Task description:
Each line containing the word "likes" must be reported.

────────────────────

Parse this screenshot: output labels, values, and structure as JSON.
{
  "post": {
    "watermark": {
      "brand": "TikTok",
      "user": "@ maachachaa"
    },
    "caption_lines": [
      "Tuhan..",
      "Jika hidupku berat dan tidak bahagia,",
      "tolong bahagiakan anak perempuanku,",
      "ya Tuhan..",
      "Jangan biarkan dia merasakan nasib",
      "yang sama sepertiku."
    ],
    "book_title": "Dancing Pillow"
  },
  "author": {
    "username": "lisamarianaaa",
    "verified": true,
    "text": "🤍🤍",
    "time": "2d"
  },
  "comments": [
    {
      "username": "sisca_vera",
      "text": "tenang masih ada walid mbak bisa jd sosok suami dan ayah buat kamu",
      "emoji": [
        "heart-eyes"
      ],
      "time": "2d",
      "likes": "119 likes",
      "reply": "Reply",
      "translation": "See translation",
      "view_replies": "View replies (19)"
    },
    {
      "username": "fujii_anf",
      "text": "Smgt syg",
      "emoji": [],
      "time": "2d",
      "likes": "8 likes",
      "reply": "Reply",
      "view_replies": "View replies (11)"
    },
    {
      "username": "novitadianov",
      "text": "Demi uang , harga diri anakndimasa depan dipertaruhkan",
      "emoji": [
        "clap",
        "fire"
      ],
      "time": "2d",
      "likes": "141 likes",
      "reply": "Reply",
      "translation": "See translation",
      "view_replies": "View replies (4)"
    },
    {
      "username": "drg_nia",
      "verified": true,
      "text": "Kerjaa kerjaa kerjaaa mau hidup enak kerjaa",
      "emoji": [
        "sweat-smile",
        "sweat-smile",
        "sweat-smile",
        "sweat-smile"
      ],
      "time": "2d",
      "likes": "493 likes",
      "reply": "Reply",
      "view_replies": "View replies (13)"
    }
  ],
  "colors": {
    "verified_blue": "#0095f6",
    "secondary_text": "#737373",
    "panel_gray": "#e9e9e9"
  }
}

────────────────────

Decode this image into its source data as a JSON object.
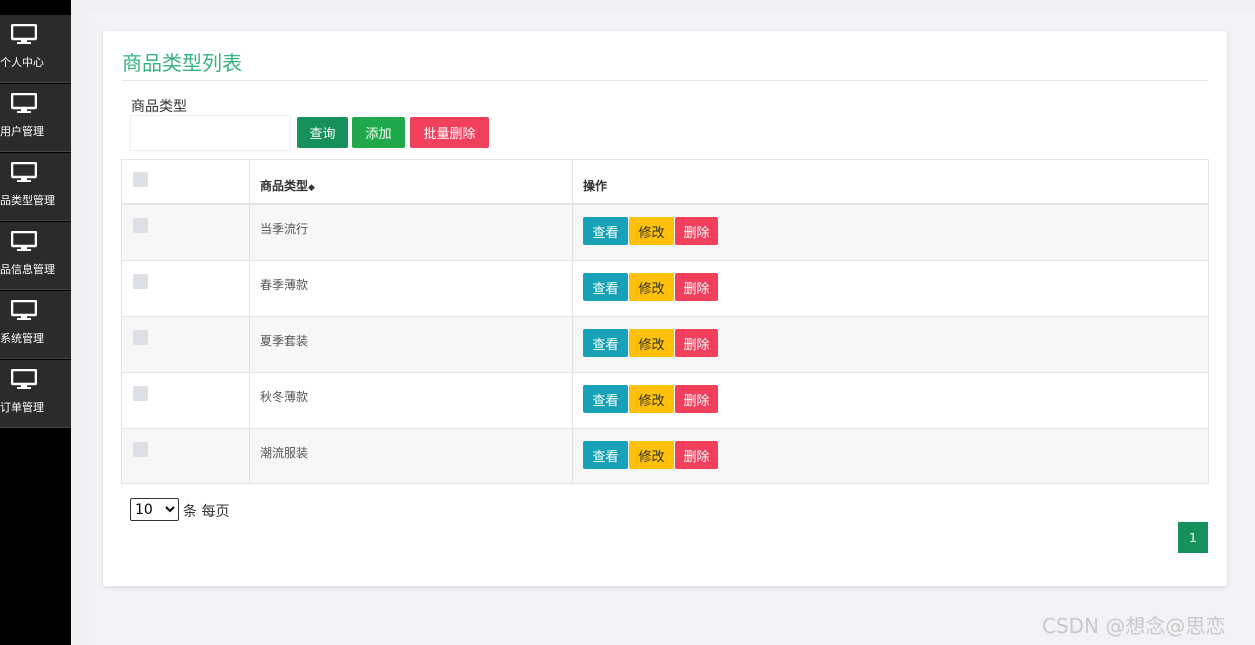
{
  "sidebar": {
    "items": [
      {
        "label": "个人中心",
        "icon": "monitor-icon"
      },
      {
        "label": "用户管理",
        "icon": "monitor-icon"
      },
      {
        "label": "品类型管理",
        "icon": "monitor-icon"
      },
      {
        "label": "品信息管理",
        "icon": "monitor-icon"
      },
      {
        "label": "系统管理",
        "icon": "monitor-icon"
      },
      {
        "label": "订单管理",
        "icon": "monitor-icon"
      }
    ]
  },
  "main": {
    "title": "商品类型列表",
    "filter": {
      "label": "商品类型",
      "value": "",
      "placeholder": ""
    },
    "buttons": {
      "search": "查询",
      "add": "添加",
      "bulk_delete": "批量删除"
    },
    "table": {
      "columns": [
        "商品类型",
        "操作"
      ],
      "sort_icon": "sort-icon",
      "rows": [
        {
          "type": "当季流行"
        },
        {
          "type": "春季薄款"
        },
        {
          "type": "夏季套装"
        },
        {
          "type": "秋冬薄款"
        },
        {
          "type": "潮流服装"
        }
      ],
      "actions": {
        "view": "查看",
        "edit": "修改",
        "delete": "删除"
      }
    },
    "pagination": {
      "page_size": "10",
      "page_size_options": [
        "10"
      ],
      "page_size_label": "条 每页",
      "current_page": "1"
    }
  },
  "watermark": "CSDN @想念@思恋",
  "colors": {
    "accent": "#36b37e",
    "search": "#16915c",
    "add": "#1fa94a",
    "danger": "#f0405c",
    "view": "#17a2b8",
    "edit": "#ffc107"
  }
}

────────────────────

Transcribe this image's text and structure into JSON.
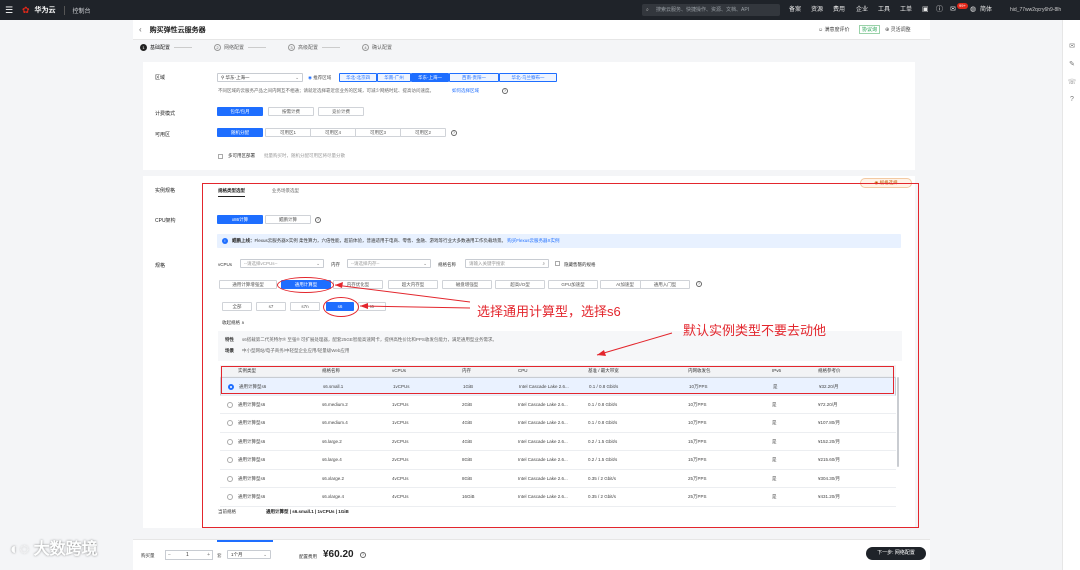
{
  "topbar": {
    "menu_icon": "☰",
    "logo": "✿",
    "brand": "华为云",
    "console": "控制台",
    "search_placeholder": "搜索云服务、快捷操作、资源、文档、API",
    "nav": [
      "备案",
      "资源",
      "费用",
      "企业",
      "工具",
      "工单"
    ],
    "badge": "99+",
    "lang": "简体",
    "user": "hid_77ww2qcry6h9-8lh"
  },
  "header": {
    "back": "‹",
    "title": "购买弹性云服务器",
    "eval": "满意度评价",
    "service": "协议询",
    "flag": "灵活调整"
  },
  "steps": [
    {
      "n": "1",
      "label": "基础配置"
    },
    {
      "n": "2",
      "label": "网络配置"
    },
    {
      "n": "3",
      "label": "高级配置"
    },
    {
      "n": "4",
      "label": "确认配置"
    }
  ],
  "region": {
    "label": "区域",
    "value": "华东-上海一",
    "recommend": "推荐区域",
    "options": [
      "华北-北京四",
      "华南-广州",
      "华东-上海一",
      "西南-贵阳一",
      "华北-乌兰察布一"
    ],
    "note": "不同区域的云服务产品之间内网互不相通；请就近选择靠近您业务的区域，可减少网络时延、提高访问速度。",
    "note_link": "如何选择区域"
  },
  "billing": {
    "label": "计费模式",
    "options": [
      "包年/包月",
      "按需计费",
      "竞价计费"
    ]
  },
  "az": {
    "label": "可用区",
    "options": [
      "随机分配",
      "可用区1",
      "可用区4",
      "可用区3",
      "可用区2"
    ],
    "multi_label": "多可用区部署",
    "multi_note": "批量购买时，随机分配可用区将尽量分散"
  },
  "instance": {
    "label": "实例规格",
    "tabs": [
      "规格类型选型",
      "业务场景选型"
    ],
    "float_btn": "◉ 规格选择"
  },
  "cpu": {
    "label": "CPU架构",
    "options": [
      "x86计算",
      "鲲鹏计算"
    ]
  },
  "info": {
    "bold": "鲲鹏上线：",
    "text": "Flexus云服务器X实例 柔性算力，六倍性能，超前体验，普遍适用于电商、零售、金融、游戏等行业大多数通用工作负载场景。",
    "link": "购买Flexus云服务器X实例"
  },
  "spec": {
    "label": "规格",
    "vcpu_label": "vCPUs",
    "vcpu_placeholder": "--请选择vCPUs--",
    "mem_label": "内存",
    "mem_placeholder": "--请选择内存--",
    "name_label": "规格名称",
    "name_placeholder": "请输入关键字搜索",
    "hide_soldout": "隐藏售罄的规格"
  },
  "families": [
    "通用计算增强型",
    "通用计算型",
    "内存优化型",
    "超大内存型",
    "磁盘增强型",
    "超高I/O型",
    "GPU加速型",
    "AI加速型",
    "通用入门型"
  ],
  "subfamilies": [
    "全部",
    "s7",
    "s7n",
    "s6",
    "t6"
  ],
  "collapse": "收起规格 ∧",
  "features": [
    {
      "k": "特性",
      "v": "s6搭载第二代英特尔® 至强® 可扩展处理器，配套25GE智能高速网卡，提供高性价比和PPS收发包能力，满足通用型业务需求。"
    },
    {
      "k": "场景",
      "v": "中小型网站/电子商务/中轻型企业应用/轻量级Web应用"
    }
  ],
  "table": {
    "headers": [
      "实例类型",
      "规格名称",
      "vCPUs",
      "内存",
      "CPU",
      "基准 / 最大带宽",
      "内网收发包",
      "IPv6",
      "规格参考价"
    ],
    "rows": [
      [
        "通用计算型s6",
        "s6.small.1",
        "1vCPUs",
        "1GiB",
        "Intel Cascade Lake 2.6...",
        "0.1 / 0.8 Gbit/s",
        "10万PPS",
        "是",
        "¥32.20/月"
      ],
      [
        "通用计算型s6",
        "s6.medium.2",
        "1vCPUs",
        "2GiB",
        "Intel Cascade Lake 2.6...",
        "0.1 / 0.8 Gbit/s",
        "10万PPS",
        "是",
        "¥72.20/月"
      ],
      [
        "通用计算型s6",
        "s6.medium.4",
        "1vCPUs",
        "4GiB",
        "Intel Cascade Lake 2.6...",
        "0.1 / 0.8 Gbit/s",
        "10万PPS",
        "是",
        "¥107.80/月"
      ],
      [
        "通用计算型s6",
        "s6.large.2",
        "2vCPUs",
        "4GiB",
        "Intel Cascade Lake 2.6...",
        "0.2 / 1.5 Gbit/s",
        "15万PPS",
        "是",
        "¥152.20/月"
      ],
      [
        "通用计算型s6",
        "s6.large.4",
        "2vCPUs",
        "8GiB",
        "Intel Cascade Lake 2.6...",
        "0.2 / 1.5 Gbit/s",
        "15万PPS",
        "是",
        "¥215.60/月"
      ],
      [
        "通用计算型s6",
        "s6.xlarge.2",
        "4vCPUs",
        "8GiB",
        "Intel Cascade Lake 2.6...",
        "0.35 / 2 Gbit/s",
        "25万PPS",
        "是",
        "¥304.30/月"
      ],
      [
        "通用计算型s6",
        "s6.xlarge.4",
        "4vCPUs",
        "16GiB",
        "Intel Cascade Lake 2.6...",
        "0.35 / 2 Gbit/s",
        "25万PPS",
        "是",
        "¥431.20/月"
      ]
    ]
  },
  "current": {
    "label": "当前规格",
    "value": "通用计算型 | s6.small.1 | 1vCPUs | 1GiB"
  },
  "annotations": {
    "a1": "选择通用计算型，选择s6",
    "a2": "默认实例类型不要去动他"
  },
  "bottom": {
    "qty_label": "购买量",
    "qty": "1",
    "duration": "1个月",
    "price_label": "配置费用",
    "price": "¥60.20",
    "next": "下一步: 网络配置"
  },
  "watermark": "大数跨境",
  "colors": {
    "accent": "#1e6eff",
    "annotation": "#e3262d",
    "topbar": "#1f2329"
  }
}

────────────────────

Full response:
      "likes": "119 likes",
      "likes": "8 likes",
      "likes": "141 likes",
      "likes": "493 likes",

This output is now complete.